# [Problem description]
Your task is to retype each line of the data below exactly.

* start Entries provided *

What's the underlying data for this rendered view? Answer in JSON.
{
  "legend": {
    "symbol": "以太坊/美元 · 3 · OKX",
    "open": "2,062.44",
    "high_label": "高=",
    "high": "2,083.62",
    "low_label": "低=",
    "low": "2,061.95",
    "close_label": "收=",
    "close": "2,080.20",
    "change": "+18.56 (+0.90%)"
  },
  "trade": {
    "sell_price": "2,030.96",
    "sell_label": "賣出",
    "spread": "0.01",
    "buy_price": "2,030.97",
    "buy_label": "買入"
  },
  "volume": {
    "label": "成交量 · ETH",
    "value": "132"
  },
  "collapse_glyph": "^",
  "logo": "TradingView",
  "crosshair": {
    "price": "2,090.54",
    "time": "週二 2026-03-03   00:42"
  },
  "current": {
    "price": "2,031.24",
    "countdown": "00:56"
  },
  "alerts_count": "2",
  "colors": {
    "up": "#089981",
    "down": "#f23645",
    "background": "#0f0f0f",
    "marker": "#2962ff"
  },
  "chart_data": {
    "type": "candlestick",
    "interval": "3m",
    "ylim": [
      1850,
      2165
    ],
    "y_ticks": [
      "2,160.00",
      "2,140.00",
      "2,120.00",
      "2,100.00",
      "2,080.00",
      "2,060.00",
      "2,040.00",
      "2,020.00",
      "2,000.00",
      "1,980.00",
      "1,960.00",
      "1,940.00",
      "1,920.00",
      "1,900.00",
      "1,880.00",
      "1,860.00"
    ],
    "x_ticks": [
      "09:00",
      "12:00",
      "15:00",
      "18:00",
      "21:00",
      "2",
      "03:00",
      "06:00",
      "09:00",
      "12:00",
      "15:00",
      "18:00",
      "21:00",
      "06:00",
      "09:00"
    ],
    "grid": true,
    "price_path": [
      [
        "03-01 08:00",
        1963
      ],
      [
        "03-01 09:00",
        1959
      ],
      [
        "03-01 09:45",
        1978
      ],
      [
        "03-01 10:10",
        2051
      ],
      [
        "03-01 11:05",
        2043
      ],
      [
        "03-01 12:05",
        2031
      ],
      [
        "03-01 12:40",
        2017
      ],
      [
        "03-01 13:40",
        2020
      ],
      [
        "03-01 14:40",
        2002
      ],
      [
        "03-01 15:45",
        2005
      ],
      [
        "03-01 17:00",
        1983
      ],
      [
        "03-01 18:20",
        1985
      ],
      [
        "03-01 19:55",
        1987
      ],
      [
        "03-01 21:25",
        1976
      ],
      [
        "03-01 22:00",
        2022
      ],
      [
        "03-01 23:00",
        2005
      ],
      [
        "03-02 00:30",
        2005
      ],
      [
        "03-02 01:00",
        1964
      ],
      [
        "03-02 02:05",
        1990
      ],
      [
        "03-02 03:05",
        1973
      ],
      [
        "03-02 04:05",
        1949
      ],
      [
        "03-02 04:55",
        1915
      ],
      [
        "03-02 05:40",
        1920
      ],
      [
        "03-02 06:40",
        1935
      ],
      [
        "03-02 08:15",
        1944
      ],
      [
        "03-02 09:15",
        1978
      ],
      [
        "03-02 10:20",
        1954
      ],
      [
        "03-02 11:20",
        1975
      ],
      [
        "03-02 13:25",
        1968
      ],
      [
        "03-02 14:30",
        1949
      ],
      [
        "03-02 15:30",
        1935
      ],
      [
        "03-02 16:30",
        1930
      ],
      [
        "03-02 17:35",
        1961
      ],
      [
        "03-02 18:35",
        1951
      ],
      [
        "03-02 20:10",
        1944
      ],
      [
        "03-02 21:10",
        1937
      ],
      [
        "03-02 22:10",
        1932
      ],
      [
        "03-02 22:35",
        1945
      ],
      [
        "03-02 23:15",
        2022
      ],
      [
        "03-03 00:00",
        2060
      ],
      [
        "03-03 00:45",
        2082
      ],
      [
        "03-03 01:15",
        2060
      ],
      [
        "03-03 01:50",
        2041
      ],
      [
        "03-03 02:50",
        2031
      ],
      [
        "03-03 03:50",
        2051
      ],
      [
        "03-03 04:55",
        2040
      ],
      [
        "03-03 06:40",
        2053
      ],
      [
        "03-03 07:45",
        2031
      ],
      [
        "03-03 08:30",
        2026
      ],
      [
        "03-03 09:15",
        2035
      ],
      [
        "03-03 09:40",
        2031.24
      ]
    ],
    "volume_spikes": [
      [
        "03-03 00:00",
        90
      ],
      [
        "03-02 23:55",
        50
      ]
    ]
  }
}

* end Entries provided *

# [Output for this exercise]
What's the underlying data for this rendered view? Answer in JSON.
{
  "legend": {
    "symbol": "以太坊/美元 · 3 · OKX",
    "open": "2,062.44",
    "high_label": "高=",
    "high": "2,083.62",
    "low_label": "低=",
    "low": "2,061.95",
    "close_label": "收=",
    "close": "2,080.20",
    "change": "+18.56 (+0.90%)"
  },
  "trade": {
    "sell_price": "2,030.96",
    "sell_label": "賣出",
    "spread": "0.01",
    "buy_price": "2,030.97",
    "buy_label": "買入"
  },
  "volume": {
    "label": "成交量 · ETH",
    "value": "132"
  },
  "collapse_glyph": "^",
  "logo": "TradingView",
  "crosshair": {
    "price": "2,090.54",
    "time": "週二 2026-03-03   00:42"
  },
  "current": {
    "price": "2,031.24",
    "countdown": "00:56"
  },
  "alerts_count": "2",
  "colors": {
    "up": "#089981",
    "down": "#f23645",
    "background": "#0f0f0f",
    "marker": "#2962ff"
  },
  "chart_data": {
    "type": "candlestick",
    "interval": "3m",
    "ylim": [
      1850,
      2165
    ],
    "y_ticks": [
      "2,160.00",
      "2,140.00",
      "2,120.00",
      "2,100.00",
      "2,080.00",
      "2,060.00",
      "2,040.00",
      "2,020.00",
      "2,000.00",
      "1,980.00",
      "1,960.00",
      "1,940.00",
      "1,920.00",
      "1,900.00",
      "1,880.00",
      "1,860.00"
    ],
    "x_ticks": [
      "09:00",
      "12:00",
      "15:00",
      "18:00",
      "21:00",
      "2",
      "03:00",
      "06:00",
      "09:00",
      "12:00",
      "15:00",
      "18:00",
      "21:00",
      "06:00",
      "09:00"
    ],
    "grid": true,
    "price_path": [
      [
        "03-01 08:00",
        1963
      ],
      [
        "03-01 09:00",
        1959
      ],
      [
        "03-01 09:45",
        1978
      ],
      [
        "03-01 10:10",
        2051
      ],
      [
        "03-01 11:05",
        2043
      ],
      [
        "03-01 12:05",
        2031
      ],
      [
        "03-01 12:40",
        2017
      ],
      [
        "03-01 13:40",
        2020
      ],
      [
        "03-01 14:40",
        2002
      ],
      [
        "03-01 15:45",
        2005
      ],
      [
        "03-01 17:00",
        1983
      ],
      [
        "03-01 18:20",
        1985
      ],
      [
        "03-01 19:55",
        1987
      ],
      [
        "03-01 21:25",
        1976
      ],
      [
        "03-01 22:00",
        2022
      ],
      [
        "03-01 23:00",
        2005
      ],
      [
        "03-02 00:30",
        2005
      ],
      [
        "03-02 01:00",
        1964
      ],
      [
        "03-02 02:05",
        1990
      ],
      [
        "03-02 03:05",
        1973
      ],
      [
        "03-02 04:05",
        1949
      ],
      [
        "03-02 04:55",
        1915
      ],
      [
        "03-02 05:40",
        1920
      ],
      [
        "03-02 06:40",
        1935
      ],
      [
        "03-02 08:15",
        1944
      ],
      [
        "03-02 09:15",
        1978
      ],
      [
        "03-02 10:20",
        1954
      ],
      [
        "03-02 11:20",
        1975
      ],
      [
        "03-02 13:25",
        1968
      ],
      [
        "03-02 14:30",
        1949
      ],
      [
        "03-02 15:30",
        1935
      ],
      [
        "03-02 16:30",
        1930
      ],
      [
        "03-02 17:35",
        1961
      ],
      [
        "03-02 18:35",
        1951
      ],
      [
        "03-02 20:10",
        1944
      ],
      [
        "03-02 21:10",
        1937
      ],
      [
        "03-02 22:10",
        1932
      ],
      [
        "03-02 22:35",
        1945
      ],
      [
        "03-02 23:15",
        2022
      ],
      [
        "03-03 00:00",
        2060
      ],
      [
        "03-03 00:45",
        2082
      ],
      [
        "03-03 01:15",
        2060
      ],
      [
        "03-03 01:50",
        2041
      ],
      [
        "03-03 02:50",
        2031
      ],
      [
        "03-03 03:50",
        2051
      ],
      [
        "03-03 04:55",
        2040
      ],
      [
        "03-03 06:40",
        2053
      ],
      [
        "03-03 07:45",
        2031
      ],
      [
        "03-03 08:30",
        2026
      ],
      [
        "03-03 09:15",
        2035
      ],
      [
        "03-03 09:40",
        2031.24
      ]
    ],
    "volume_spikes": [
      [
        "03-03 00:00",
        90
      ],
      [
        "03-02 23:55",
        50
      ]
    ]
  }
}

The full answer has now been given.